(Data items)
########
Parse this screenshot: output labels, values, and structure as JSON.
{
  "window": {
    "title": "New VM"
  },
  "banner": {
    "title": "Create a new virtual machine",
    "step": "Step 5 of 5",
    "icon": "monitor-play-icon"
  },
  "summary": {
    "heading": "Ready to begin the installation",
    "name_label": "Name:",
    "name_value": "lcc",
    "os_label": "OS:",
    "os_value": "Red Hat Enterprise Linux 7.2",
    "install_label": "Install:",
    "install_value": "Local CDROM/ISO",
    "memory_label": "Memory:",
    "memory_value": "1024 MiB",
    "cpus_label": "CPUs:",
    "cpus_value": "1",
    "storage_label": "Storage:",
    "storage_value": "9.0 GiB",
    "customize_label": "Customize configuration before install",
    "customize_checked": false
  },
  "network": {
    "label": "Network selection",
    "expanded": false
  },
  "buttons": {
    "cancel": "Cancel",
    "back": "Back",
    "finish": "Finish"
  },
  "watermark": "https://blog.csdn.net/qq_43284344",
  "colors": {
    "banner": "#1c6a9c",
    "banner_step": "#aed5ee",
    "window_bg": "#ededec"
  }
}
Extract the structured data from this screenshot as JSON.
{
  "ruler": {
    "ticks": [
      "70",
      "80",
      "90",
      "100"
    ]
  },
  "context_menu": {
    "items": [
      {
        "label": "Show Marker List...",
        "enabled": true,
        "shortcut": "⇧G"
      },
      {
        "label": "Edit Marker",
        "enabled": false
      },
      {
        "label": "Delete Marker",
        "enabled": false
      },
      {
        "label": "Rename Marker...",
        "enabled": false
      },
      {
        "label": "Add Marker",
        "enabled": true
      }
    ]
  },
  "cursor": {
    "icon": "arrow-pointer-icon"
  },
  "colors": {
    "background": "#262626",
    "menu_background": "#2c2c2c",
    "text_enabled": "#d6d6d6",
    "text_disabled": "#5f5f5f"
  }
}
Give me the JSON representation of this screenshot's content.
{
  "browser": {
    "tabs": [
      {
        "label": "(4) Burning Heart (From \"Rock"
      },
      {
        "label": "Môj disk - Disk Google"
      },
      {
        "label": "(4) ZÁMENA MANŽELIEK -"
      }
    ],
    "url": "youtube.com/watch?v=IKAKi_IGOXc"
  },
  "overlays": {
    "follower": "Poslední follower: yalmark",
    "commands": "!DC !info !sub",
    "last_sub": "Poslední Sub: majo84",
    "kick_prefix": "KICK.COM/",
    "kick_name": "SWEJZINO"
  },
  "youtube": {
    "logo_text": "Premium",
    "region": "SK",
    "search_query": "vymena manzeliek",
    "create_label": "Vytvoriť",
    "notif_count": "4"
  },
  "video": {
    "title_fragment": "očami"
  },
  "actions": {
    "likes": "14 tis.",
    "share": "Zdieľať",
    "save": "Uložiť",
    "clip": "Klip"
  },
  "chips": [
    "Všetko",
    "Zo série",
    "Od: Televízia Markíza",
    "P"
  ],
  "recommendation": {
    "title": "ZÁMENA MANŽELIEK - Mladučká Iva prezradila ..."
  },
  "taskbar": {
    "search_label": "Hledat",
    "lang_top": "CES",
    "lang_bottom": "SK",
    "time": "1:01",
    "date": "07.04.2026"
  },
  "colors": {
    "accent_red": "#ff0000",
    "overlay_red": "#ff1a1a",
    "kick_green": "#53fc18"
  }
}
########
• WHAT YOU NEED TO DO
Check every line of the data above for the string "Poslední", and copy those that have it.

• THE SOLUTION
    "follower": "Poslední follower: yalmark",
    "last_sub": "Poslední Sub: majo84",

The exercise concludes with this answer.